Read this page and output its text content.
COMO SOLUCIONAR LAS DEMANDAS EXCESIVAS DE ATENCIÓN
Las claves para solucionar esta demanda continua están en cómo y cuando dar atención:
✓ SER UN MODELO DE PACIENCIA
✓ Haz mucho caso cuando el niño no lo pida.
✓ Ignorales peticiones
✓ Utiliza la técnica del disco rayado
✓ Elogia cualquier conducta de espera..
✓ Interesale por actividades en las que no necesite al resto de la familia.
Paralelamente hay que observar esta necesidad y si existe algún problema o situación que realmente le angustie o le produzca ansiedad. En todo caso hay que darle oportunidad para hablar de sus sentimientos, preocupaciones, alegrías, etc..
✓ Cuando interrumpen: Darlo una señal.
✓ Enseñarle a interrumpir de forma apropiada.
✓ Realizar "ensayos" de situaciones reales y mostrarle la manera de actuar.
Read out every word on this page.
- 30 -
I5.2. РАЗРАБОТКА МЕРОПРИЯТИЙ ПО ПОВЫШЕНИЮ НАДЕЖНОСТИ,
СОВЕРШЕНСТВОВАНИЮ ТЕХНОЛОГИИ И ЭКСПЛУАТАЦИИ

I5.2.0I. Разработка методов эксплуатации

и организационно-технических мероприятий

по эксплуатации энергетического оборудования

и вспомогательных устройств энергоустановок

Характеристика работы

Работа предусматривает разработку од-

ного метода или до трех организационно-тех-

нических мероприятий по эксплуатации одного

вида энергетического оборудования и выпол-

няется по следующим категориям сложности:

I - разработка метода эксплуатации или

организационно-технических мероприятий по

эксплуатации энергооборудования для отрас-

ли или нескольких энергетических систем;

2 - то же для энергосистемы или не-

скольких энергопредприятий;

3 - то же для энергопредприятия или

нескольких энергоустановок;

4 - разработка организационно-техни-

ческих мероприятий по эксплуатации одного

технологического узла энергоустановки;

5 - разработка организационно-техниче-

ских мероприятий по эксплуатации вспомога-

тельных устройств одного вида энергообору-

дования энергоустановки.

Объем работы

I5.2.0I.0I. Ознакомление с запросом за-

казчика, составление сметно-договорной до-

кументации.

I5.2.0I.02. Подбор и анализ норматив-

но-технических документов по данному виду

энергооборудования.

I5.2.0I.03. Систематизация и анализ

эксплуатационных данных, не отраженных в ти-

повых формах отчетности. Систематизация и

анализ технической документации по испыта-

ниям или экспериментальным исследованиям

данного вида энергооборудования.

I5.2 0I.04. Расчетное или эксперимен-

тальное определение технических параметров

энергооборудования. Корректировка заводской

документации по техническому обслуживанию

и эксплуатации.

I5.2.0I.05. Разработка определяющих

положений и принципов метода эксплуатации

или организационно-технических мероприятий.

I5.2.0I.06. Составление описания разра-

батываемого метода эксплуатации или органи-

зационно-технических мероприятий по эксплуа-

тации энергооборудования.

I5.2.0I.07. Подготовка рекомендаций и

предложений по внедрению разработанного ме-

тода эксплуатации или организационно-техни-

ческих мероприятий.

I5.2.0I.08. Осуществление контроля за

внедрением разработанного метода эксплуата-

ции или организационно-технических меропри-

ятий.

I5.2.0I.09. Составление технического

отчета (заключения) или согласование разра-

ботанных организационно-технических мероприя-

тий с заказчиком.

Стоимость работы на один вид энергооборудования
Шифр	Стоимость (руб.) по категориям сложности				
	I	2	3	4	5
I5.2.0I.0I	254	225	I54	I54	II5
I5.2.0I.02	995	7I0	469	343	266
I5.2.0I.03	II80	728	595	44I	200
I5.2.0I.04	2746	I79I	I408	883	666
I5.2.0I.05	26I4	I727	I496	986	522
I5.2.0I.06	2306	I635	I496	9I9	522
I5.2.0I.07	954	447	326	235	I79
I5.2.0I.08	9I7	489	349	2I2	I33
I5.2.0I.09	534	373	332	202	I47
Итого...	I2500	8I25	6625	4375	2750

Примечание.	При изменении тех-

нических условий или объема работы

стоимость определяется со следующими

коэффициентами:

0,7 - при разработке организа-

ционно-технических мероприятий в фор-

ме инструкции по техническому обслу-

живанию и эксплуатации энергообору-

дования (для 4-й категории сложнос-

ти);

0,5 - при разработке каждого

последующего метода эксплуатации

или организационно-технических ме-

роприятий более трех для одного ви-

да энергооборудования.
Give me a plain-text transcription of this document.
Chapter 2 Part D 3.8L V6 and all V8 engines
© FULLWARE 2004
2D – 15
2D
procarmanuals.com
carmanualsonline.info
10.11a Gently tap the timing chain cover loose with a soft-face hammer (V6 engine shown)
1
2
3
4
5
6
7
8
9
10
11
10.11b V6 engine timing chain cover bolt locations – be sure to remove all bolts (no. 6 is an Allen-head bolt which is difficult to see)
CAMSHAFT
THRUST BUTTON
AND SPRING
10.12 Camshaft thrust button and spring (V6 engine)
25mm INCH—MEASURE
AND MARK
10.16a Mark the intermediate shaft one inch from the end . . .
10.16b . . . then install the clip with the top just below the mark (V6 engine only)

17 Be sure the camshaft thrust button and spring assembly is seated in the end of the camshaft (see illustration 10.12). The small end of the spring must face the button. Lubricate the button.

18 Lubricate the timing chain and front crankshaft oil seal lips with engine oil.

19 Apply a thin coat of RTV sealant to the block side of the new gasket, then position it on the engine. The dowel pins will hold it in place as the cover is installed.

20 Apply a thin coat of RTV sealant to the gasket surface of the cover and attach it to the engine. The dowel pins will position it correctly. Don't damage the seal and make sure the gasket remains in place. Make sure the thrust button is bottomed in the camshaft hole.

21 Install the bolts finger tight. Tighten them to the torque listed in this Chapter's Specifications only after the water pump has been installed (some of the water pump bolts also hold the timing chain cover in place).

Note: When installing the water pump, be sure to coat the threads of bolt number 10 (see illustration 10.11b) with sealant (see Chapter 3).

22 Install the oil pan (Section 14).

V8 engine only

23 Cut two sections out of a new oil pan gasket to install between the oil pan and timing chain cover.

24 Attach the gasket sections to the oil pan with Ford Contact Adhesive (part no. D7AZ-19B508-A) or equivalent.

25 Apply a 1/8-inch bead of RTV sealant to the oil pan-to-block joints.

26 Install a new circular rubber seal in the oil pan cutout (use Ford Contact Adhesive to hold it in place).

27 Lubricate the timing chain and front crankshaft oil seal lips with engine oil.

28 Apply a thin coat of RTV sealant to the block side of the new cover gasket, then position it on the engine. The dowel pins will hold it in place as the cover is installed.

TASK DIRECTIONS
Repeat the material above in full, keeping every word.

TASK SOLUTION
Read this page and output its text content.
COMO SOLUCIONAR LAS DEMANDAS EXCESIVAS DE ATENCIÓN
Las claves para solucionar esta demanda continua están en cómo y cuando dar atención:
✓ SER UN MODELO DE PACIENCIA
✓ Haz mucho caso cuando el niño no lo pida.
✓ Ignorales peticiones
✓ Utiliza la técnica del disco rayado
✓ Elogia cualquier conducta de espera..
✓ Interesale por actividades en las que no necesite al resto de la familia.
Paralelamente hay que observar esta necesidad y si existe algún problema o situación que realmente le angustie o le produzca ansiedad. En todo caso hay que darle oportunidad para hablar de sus sentimientos, preocupaciones, alegrías, etc..
✓ Cuando interrumpen: Darlo una señal.
✓ Enseñarle a interrumpir de forma apropiada.
✓ Realizar "ensayos" de situaciones reales y mostrarle la manera de actuar.
Read out every word on this page.
- 30 -
I5.2. РАЗРАБОТКА МЕРОПРИЯТИЙ ПО ПОВЫШЕНИЮ НАДЕЖНОСТИ,
СОВЕРШЕНСТВОВАНИЮ ТЕХНОЛОГИИ И ЭКСПЛУАТАЦИИ

I5.2.0I. Разработка методов эксплуатации

и организационно-технических мероприятий

по эксплуатации энергетического оборудования

и вспомогательных устройств энергоустановок

Характеристика работы

Работа предусматривает разработку од-

ного метода или до трех организационно-тех-

нических мероприятий по эксплуатации одного

вида энергетического оборудования и выпол-

няется по следующим категориям сложности:

I - разработка метода эксплуатации или

организационно-технических мероприятий по

эксплуатации энергооборудования для отрас-

ли или нескольких энергетических систем;

2 - то же для энергосистемы или не-

скольких энергопредприятий;

3 - то же для энергопредприятия или

нескольких энергоустановок;

4 - разработка организационно-техни-

ческих мероприятий по эксплуатации одного

технологического узла энергоустановки;

5 - разработка организационно-техниче-

ских мероприятий по эксплуатации вспомога-

тельных устройств одного вида энергообору-

дования энергоустановки.

Объем работы

I5.2.0I.0I. Ознакомление с запросом за-

казчика, составление сметно-договорной до-

кументации.

I5.2.0I.02. Подбор и анализ норматив-

но-технических документов по данному виду

энергооборудования.

I5.2.0I.03. Систематизация и анализ

эксплуатационных данных, не отраженных в ти-

повых формах отчетности. Систематизация и

анализ технической документации по испыта-

ниям или экспериментальным исследованиям

данного вида энергооборудования.

I5.2 0I.04. Расчетное или эксперимен-

тальное определение технических параметров

энергооборудования. Корректировка заводской

документации по техническому обслуживанию

и эксплуатации.

I5.2.0I.05. Разработка определяющих

положений и принципов метода эксплуатации

или организационно-технических мероприятий.

I5.2.0I.06. Составление описания разра-

батываемого метода эксплуатации или органи-

зационно-технических мероприятий по эксплуа-

тации энергооборудования.

I5.2.0I.07. Подготовка рекомендаций и

предложений по внедрению разработанного ме-

тода эксплуатации или организационно-техни-

ческих мероприятий.

I5.2.0I.08. Осуществление контроля за

внедрением разработанного метода эксплуата-

ции или организационно-технических меропри-

ятий.

I5.2.0I.09. Составление технического

отчета (заключения) или согласование разра-

ботанных организационно-технических мероприя-

тий с заказчиком.

Стоимость работы на один вид энергооборудования
Шифр	Стоимость (руб.) по категориям сложности				
	I	2	3	4	5
I5.2.0I.0I	254	225	I54	I54	II5
I5.2.0I.02	995	7I0	469	343	266
I5.2.0I.03	II80	728	595	44I	200
I5.2.0I.04	2746	I79I	I408	883	666
I5.2.0I.05	26I4	I727	I496	986	522
I5.2.0I.06	2306	I635	I496	9I9	522
I5.2.0I.07	954	447	326	235	I79
I5.2.0I.08	9I7	489	349	2I2	I33
I5.2.0I.09	534	373	332	202	I47
Итого...	I2500	8I25	6625	4375	2750

Примечание.	При изменении тех-

нических условий или объема работы

стоимость определяется со следующими

коэффициентами:

0,7 - при разработке организа-

ционно-технических мероприятий в фор-

ме инструкции по техническому обслу-

живанию и эксплуатации энергообору-

дования (для 4-й категории сложнос-

ти);

0,5 - при разработке каждого

последующего метода эксплуатации

или организационно-технических ме-

роприятий более трех для одного ви-

да энергооборудования.
Give me a plain-text transcription of this document.
Chapter 2 Part D 3.8L V6 and all V8 engines
© FULLWARE 2004
2D – 15
2D
procarmanuals.com
carmanualsonline.info
10.11a Gently tap the timing chain cover loose with a soft-face hammer (V6 engine shown)
1
2
3
4
5
6
7
8
9
10
11
10.11b V6 engine timing chain cover bolt locations – be sure to remove all bolts (no. 6 is an Allen-head bolt which is difficult to see)
CAMSHAFT
THRUST BUTTON
AND SPRING
10.12 Camshaft thrust button and spring (V6 engine)
25mm INCH—MEASURE
AND MARK
10.16a Mark the intermediate shaft one inch from the end . . .
10.16b . . . then install the clip with the top just below the mark (V6 engine only)

17 Be sure the camshaft thrust button and spring assembly is seated in the end of the camshaft (see illustration 10.12). The small end of the spring must face the button. Lubricate the button.

18 Lubricate the timing chain and front crankshaft oil seal lips with engine oil.

19 Apply a thin coat of RTV sealant to the block side of the new gasket, then position it on the engine. The dowel pins will hold it in place as the cover is installed.

20 Apply a thin coat of RTV sealant to the gasket surface of the cover and attach it to the engine. The dowel pins will position it correctly. Don't damage the seal and make sure the gasket remains in place. Make sure the thrust button is bottomed in the camshaft hole.

21 Install the bolts finger tight. Tighten them to the torque listed in this Chapter's Specifications only after the water pump has been installed (some of the water pump bolts also hold the timing chain cover in place).

Note: When installing the water pump, be sure to coat the threads of bolt number 10 (see illustration 10.11b) with sealant (see Chapter 3).

22 Install the oil pan (Section 14).

V8 engine only

23 Cut two sections out of a new oil pan gasket to install between the oil pan and timing chain cover.

24 Attach the gasket sections to the oil pan with Ford Contact Adhesive (part no. D7AZ-19B508-A) or equivalent.

25 Apply a 1/8-inch bead of RTV sealant to the oil pan-to-block joints.

26 Install a new circular rubber seal in the oil pan cutout (use Ford Contact Adhesive to hold it in place).

27 Lubricate the timing chain and front crankshaft oil seal lips with engine oil.

28 Apply a thin coat of RTV sealant to the block side of the new cover gasket, then position it on the engine. The dowel pins will hold it in place as the cover is installed.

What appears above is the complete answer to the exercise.